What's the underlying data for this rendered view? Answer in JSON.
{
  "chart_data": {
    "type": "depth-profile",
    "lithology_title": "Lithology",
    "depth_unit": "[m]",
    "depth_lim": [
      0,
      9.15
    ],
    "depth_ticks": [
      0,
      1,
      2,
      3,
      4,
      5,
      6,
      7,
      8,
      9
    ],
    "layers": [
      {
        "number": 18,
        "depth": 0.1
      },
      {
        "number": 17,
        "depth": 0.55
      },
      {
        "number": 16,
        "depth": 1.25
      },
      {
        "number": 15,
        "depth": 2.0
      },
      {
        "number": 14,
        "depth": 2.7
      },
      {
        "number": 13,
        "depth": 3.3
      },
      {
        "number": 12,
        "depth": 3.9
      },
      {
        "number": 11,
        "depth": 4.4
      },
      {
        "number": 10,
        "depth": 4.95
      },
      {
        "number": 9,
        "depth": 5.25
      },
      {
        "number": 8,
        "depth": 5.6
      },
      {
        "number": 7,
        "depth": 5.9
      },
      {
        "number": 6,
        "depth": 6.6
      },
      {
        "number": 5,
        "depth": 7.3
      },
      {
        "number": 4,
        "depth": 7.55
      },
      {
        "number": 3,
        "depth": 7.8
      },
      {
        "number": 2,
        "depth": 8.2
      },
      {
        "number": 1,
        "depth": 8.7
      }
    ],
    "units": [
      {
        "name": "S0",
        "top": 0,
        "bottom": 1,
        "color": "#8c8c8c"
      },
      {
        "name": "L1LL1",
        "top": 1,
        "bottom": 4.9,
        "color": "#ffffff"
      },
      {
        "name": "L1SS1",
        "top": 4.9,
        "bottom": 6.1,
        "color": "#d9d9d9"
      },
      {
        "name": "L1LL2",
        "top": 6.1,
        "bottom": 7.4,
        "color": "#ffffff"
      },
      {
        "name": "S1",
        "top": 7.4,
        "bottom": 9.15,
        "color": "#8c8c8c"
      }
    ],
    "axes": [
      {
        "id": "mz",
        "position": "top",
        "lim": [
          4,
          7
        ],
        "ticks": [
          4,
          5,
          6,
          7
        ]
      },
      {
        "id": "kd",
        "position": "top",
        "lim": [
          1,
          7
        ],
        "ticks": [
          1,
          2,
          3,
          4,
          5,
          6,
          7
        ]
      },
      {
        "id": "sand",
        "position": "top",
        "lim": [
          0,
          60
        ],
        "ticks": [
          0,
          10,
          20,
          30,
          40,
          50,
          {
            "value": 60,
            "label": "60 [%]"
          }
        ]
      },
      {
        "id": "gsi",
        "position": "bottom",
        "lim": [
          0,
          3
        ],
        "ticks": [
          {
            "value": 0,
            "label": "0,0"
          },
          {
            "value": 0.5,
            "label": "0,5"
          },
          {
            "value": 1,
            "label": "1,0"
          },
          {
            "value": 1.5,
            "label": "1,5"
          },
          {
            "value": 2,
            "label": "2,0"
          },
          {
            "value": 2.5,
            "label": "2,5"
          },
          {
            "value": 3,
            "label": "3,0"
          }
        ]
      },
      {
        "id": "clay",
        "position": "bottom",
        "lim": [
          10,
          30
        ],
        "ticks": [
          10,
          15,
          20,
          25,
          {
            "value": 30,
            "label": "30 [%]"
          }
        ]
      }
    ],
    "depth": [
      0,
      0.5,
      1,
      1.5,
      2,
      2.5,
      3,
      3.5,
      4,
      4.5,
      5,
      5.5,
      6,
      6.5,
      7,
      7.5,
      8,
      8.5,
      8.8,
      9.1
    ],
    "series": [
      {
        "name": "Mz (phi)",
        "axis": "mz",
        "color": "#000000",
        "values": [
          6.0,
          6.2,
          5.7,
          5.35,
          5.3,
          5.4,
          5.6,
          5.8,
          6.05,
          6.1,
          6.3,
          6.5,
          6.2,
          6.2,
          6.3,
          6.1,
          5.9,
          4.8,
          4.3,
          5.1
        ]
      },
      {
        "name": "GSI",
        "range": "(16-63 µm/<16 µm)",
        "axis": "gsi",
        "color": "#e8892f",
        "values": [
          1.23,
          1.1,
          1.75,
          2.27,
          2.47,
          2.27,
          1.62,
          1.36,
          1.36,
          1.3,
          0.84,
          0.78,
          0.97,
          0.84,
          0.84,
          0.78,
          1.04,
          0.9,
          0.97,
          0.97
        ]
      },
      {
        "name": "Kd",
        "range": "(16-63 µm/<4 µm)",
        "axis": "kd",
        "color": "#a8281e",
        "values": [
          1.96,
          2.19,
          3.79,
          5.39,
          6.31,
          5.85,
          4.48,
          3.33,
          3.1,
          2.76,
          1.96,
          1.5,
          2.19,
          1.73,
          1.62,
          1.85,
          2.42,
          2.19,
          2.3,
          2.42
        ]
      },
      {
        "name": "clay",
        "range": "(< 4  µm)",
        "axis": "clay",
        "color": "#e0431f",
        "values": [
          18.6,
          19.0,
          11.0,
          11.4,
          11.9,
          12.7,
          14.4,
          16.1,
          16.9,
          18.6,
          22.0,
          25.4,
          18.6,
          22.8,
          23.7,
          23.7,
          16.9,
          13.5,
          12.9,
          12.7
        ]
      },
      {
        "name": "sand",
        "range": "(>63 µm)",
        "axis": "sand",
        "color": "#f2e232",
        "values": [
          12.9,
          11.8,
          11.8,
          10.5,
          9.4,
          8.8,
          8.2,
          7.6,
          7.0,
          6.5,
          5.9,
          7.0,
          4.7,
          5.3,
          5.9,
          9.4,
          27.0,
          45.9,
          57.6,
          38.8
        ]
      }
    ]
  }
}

## What is required
Show all lines from the listing above in which "bottom" appears.

## Written solution
        "bottom": 1,
        "bottom": 4.9,
        "bottom": 6.1,
        "bottom": 7.4,
        "bottom": 9.15,
        "position": "bottom",
        "position": "bottom",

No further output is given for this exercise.